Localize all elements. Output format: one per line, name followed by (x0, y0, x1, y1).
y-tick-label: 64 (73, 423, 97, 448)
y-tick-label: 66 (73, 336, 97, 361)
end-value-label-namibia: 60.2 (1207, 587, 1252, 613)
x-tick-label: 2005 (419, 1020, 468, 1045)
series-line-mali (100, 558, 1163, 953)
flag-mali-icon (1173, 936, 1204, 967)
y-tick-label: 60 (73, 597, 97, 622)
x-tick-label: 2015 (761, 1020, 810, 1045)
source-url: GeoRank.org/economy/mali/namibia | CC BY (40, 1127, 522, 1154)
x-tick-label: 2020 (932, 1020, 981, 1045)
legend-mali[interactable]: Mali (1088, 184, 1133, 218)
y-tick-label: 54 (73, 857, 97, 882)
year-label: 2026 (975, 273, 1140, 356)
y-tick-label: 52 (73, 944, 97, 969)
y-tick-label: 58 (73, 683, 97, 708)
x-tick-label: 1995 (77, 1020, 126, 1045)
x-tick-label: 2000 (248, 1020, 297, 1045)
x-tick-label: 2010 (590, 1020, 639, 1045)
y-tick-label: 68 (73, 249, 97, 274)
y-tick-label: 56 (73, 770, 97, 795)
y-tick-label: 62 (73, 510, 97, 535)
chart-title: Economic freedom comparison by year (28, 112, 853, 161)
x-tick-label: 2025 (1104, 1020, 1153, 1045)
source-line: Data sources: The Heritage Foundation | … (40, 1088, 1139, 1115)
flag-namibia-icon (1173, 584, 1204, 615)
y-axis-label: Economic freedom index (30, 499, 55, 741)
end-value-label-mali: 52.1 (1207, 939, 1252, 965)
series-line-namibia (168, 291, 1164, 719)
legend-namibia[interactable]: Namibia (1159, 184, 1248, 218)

——————

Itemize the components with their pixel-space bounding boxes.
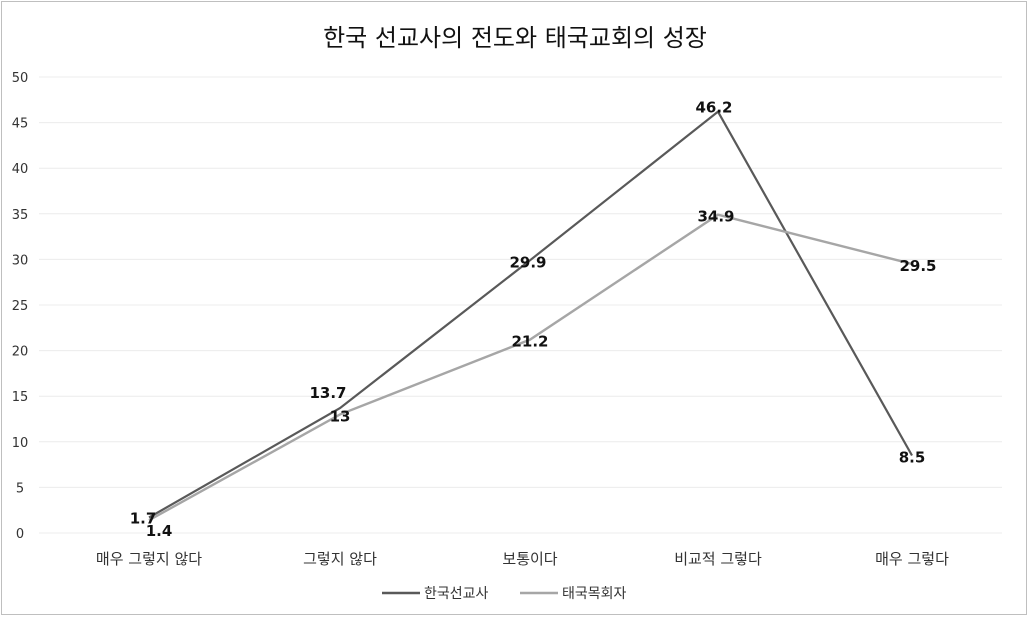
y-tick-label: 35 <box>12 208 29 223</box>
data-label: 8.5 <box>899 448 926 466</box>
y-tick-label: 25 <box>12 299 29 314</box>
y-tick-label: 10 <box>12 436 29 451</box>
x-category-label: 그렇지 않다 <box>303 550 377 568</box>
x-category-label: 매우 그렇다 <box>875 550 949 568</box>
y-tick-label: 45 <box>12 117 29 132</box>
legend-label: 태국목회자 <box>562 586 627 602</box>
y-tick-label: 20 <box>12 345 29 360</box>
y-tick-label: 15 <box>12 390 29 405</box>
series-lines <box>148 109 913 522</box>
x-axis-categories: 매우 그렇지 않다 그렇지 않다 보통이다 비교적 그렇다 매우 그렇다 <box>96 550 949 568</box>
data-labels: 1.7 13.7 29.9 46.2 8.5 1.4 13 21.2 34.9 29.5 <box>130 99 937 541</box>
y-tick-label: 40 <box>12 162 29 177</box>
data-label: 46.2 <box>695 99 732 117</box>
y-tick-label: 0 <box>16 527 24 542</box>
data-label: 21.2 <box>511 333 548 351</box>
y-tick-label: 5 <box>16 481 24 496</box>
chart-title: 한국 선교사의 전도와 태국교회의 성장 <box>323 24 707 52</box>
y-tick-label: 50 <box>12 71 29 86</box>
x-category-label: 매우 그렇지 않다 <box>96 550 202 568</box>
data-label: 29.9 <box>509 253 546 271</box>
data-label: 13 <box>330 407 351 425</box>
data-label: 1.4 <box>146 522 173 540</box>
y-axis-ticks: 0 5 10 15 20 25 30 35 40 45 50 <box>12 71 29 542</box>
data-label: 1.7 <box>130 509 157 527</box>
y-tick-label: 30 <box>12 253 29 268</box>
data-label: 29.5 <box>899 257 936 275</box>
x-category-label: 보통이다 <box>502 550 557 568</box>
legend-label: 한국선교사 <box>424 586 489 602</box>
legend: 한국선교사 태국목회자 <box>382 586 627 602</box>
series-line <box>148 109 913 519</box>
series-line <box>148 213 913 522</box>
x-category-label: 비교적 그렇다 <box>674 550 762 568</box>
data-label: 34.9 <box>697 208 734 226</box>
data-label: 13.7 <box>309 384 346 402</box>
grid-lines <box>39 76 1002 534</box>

——————

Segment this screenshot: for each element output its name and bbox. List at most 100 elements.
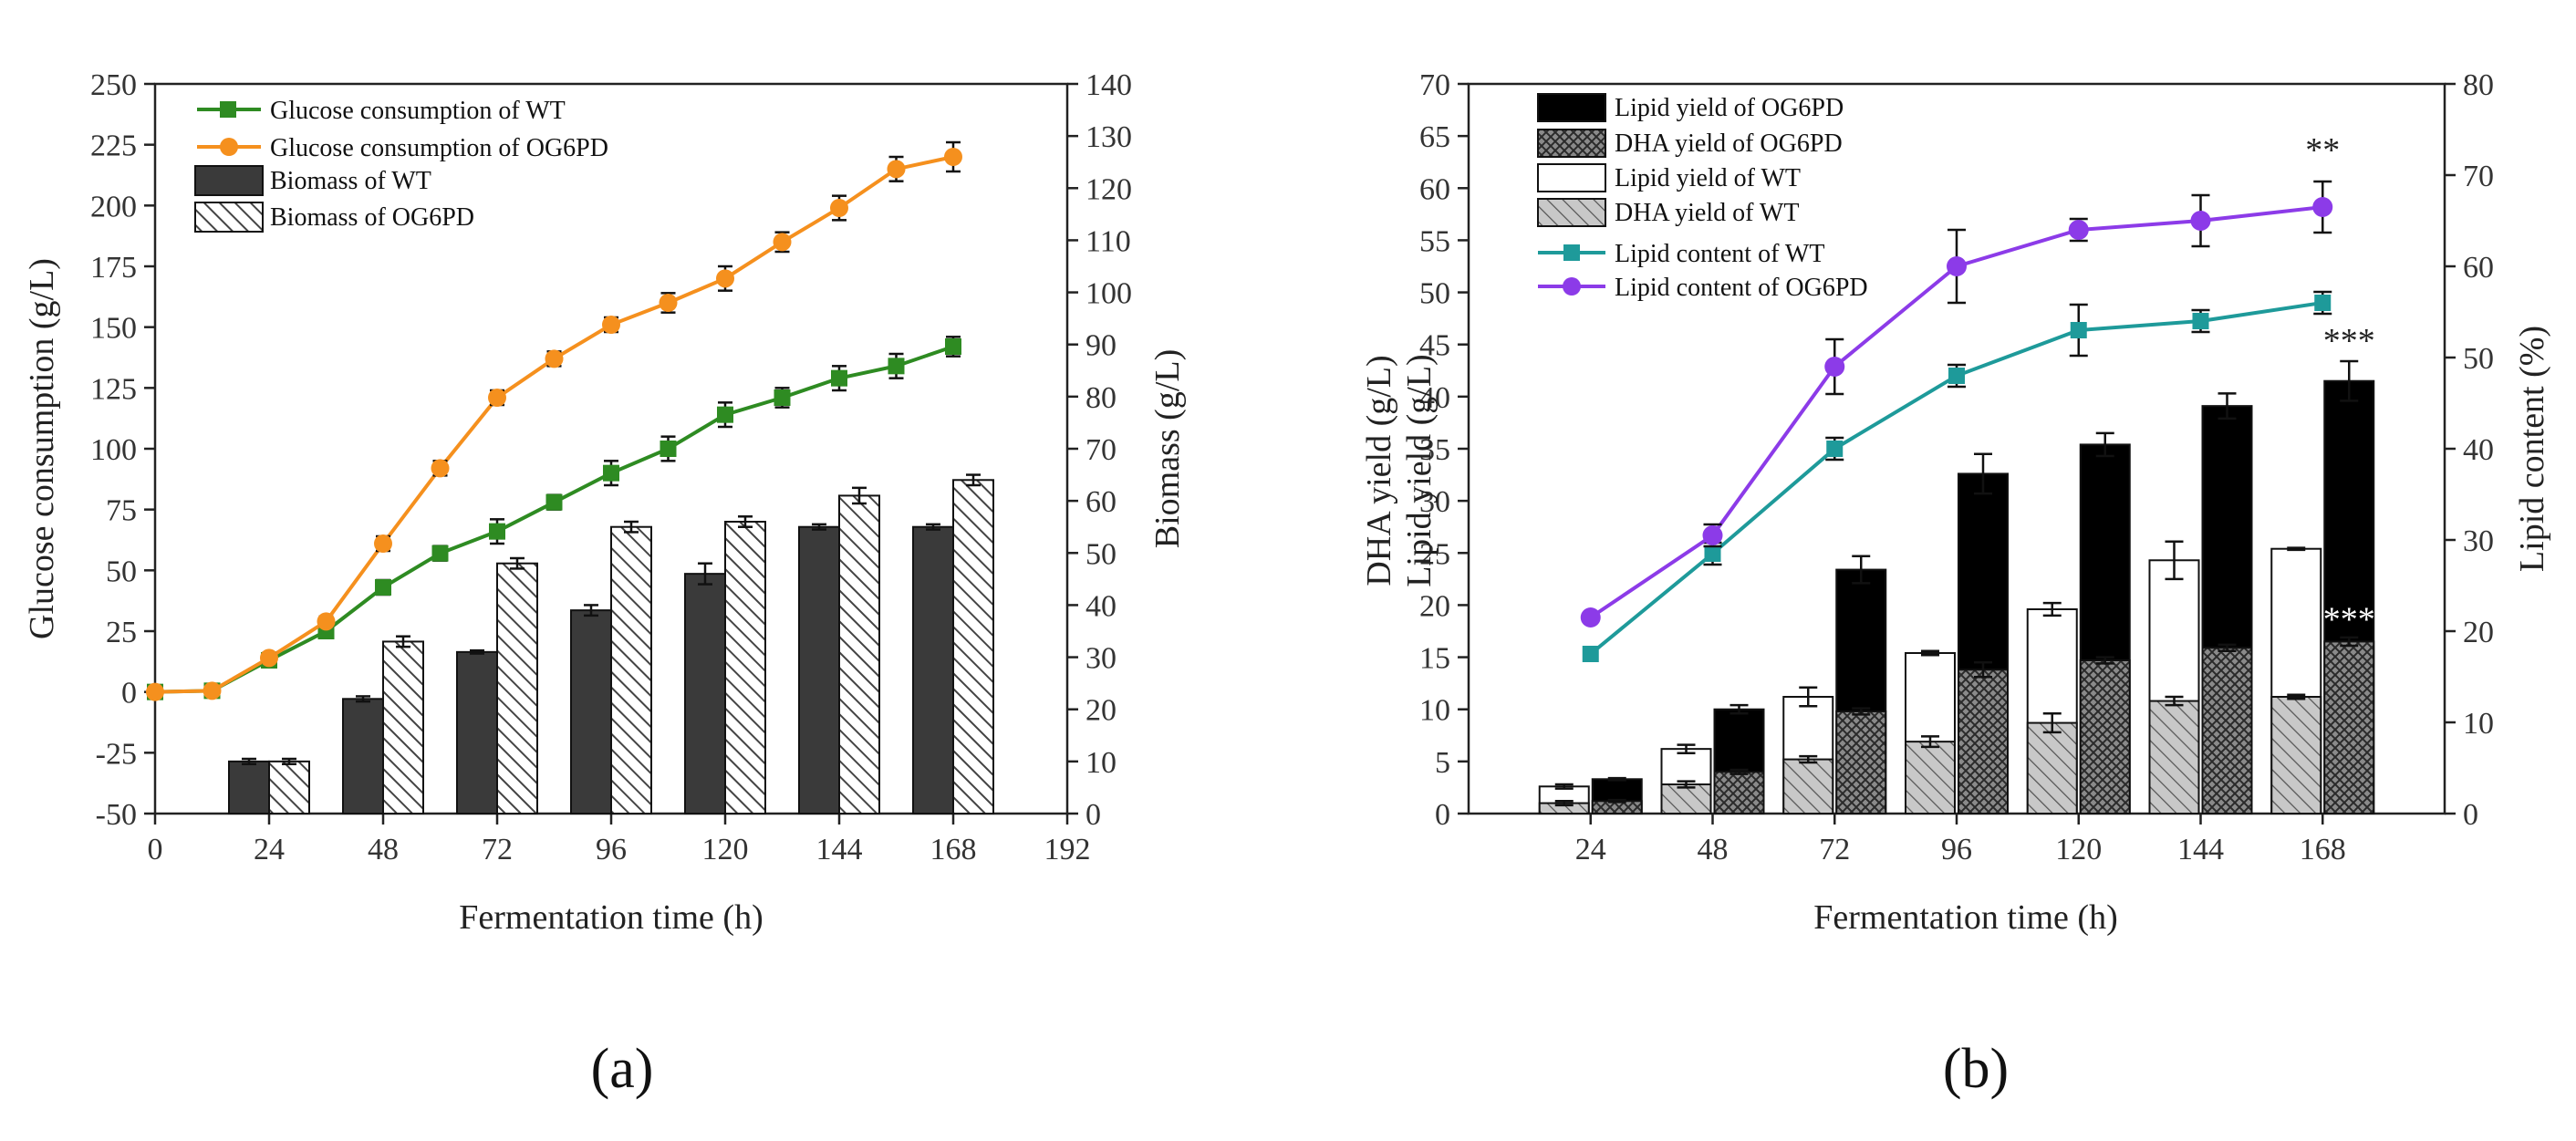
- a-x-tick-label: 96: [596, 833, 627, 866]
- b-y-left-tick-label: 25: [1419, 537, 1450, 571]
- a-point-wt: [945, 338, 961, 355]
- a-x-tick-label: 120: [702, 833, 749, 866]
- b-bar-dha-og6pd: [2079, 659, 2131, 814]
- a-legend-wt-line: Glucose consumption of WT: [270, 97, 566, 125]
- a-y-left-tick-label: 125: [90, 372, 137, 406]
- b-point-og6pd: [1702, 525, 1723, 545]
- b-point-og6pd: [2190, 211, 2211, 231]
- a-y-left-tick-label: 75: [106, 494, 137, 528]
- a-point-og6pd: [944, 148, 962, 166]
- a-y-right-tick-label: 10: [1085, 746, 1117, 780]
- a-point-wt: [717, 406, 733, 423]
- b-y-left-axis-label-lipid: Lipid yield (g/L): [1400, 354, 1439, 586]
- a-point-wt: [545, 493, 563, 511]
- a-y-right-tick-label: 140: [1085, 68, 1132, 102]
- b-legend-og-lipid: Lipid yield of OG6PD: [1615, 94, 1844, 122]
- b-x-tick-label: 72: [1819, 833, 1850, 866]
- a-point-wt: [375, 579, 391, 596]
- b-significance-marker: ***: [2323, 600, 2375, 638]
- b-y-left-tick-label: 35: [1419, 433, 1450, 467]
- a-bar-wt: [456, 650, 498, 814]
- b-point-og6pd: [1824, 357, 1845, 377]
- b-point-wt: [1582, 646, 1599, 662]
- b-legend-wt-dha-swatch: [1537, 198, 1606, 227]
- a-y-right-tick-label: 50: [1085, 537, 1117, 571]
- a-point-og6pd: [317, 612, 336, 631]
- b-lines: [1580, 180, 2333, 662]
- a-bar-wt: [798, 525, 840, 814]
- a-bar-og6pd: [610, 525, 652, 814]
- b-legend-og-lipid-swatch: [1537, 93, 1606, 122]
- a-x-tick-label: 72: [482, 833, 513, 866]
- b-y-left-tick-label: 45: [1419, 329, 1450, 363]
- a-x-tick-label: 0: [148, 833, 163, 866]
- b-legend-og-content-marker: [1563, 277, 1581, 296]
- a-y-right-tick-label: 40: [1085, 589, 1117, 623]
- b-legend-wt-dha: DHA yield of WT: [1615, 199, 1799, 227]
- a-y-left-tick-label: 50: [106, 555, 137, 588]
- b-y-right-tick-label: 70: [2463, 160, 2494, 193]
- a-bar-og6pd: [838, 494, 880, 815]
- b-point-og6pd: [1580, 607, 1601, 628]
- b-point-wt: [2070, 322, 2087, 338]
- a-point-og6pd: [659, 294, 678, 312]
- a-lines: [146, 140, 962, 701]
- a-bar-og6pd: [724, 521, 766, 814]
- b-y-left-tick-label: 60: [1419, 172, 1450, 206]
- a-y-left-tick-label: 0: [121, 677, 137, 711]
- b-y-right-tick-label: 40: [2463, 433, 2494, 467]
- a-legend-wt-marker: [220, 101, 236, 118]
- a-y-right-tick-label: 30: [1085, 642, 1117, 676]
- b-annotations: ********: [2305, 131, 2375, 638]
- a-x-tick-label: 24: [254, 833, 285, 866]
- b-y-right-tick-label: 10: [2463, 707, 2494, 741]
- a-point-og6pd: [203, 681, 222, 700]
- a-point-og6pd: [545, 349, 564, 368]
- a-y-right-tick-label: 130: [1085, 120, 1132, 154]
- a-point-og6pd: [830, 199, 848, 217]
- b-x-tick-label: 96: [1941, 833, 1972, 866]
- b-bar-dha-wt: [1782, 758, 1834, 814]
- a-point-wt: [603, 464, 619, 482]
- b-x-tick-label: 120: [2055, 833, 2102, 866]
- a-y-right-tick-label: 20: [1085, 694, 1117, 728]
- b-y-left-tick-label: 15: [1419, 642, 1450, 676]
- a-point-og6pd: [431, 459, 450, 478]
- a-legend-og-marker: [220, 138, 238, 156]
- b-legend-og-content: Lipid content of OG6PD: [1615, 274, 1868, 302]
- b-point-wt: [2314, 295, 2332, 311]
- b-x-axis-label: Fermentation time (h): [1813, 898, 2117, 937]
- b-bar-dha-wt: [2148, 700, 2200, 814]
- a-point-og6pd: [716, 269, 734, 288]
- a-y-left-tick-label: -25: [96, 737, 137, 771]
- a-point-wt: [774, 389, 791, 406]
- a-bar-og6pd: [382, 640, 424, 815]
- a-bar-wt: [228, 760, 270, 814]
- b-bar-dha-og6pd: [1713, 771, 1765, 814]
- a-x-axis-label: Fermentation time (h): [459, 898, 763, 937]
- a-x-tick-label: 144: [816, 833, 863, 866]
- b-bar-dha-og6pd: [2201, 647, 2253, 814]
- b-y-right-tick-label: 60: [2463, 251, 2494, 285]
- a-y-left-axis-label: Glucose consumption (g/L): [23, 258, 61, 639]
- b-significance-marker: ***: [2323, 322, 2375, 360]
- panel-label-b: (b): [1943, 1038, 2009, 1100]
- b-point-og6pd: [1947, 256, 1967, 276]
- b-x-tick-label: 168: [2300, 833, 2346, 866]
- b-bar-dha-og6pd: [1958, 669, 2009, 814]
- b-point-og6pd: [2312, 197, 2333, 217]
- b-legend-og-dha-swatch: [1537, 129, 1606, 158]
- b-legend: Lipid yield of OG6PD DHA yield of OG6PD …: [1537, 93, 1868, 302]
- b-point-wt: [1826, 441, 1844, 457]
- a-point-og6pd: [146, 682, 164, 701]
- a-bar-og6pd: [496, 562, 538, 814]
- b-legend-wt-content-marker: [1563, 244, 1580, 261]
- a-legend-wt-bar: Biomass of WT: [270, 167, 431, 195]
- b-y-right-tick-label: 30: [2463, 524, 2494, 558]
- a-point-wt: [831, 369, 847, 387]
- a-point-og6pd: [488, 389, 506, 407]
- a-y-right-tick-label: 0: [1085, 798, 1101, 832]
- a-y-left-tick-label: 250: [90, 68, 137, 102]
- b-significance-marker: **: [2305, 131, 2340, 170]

——————

(TASK STATEMENT)
Rewrite the rows from the one containing "Itemize the components" through the one containing "grid-lines <box>39 76 1002 534</box>", changing every "y-tick-label" to "y-axis-tick-label" and leaving everything else as it is. Leave the pictures out of your answer.

(RESULT FOR THIS EXERCISE)
Itemize the components with their pixel-space bounding boxes.
y-axis-tick-label: 35 <box>12 208 29 223</box>
data-label: 8.5 <box>899 448 926 466</box>
y-axis-tick-label: 25 <box>12 299 29 314</box>
y-axis-tick-label: 10 <box>12 436 29 451</box>
x-category-label: 그렇지 않다 <box>303 550 377 568</box>
x-category-label: 매우 그렇다 <box>875 550 949 568</box>
y-axis-tick-label: 45 <box>12 117 29 132</box>
legend-label: 태국목회자 <box>562 586 627 602</box>
y-axis-tick-label: 20 <box>12 345 29 360</box>
y-axis-tick-label: 15 <box>12 390 29 405</box>
series-lines <box>148 109 913 522</box>
x-axis-categories: 매우 그렇지 않다 그렇지 않다 보통이다 비교적 그렇다 매우 그렇다 <box>96 550 949 568</box>
data-labels: 1.7 13.7 29.9 46.2 8.5 1.4 13 21.2 34.9 29.5 <box>130 99 937 541</box>
y-axis-tick-label: 40 <box>12 162 29 177</box>
data-label: 46.2 <box>695 99 732 117</box>
y-axis-tick-label: 0 <box>16 527 24 542</box>
data-label: 21.2 <box>511 333 548 351</box>
y-axis-tick-label: 5 <box>16 481 24 496</box>
chart-title: 한국 선교사의 전도와 태국교회의 성장 <box>323 24 707 52</box>
y-axis-tick-label: 50 <box>12 71 29 86</box>
x-category-label: 매우 그렇지 않다 <box>96 550 202 568</box>
data-label: 29.9 <box>509 253 546 271</box>
data-label: 13 <box>330 407 351 425</box>
data-label: 1.4 <box>146 522 173 540</box>
y-axis-ticks: 0 5 10 15 20 25 30 35 40 45 50 <box>12 71 29 542</box>
data-label: 1.7 <box>130 509 157 527</box>
y-axis-tick-label: 30 <box>12 253 29 268</box>
data-label: 29.5 <box>899 257 936 275</box>
x-category-label: 보통이다 <box>502 550 557 568</box>
legend-label: 한국선교사 <box>424 586 489 602</box>
legend: 한국선교사 태국목회자 <box>382 586 627 602</box>
series-line <box>148 109 913 519</box>
series-line <box>148 213 913 522</box>
x-category-label: 비교적 그렇다 <box>674 550 762 568</box>
data-label: 34.9 <box>697 208 734 226</box>
data-label: 13.7 <box>309 384 346 402</box>
grid-lines <box>39 76 1002 534</box>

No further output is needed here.